**** Raw data ****

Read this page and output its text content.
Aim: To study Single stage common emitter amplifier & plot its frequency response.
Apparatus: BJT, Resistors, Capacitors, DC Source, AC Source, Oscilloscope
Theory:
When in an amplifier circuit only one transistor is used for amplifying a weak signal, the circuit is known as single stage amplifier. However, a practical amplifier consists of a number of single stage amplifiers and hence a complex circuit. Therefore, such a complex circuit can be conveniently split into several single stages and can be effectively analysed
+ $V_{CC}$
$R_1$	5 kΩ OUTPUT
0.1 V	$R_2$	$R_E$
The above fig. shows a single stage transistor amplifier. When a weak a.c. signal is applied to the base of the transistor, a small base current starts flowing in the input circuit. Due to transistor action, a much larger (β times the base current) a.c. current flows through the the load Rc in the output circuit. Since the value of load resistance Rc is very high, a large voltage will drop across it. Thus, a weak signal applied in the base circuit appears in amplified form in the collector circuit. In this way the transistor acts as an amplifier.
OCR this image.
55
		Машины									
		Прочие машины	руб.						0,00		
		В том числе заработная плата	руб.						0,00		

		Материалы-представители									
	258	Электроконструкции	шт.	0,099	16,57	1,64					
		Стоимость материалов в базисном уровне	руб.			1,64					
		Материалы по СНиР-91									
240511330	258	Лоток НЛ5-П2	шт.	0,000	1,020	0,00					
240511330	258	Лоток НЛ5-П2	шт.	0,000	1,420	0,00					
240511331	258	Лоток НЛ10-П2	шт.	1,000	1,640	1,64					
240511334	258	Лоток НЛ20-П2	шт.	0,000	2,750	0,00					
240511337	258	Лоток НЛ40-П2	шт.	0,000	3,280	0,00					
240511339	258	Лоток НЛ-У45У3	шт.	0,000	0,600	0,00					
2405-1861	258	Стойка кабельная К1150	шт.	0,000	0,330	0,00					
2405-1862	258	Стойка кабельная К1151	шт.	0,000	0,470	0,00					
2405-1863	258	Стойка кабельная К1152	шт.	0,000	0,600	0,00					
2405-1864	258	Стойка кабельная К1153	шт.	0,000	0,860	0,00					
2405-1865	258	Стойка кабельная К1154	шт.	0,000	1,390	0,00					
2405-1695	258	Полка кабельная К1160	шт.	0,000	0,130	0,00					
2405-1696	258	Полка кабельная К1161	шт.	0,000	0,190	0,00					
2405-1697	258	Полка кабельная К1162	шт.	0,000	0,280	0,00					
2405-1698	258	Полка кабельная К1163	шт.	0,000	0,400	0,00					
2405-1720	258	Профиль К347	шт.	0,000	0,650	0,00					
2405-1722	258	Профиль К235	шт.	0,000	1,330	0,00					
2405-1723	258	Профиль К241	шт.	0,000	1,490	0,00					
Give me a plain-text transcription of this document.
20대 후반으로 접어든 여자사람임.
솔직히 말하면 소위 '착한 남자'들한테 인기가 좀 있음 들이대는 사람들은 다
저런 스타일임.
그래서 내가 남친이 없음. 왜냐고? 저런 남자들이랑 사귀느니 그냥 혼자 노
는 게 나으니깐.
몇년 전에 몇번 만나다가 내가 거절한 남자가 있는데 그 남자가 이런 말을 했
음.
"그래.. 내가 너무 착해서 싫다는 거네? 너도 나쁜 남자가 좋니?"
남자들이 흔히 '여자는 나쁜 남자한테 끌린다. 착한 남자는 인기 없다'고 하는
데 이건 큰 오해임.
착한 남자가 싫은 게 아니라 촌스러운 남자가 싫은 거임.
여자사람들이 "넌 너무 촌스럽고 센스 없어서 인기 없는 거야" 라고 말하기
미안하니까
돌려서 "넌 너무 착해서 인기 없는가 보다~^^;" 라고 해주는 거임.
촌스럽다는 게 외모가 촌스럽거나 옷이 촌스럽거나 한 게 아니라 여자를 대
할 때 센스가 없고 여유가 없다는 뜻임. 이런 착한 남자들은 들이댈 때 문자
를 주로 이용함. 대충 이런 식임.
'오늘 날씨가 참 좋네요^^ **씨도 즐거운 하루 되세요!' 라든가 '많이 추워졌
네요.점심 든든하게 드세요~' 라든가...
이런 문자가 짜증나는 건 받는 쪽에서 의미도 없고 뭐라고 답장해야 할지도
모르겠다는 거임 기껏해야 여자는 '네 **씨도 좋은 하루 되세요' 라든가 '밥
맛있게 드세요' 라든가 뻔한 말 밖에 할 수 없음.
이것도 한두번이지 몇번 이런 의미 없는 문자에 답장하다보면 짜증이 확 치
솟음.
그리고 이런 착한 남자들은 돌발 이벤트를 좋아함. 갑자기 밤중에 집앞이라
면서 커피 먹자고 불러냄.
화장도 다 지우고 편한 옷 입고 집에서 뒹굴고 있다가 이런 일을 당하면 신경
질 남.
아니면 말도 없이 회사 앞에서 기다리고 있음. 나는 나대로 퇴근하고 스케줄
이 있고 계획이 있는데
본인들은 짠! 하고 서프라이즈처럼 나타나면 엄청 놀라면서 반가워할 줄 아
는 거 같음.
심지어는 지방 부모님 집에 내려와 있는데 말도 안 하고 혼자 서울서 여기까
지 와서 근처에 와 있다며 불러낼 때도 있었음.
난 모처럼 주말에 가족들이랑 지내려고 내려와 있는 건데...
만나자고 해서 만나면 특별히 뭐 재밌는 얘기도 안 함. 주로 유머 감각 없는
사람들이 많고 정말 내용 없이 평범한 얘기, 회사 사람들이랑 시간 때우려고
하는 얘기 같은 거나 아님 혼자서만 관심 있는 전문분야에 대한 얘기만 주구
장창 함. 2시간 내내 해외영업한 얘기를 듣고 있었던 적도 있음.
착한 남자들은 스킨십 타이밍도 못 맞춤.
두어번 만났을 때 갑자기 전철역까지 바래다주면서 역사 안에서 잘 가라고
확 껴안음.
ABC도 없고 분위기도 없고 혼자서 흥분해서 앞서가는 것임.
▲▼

****

Exercise objective:
State how many lines above contain the string "Полка", with no other words.

Final result:
4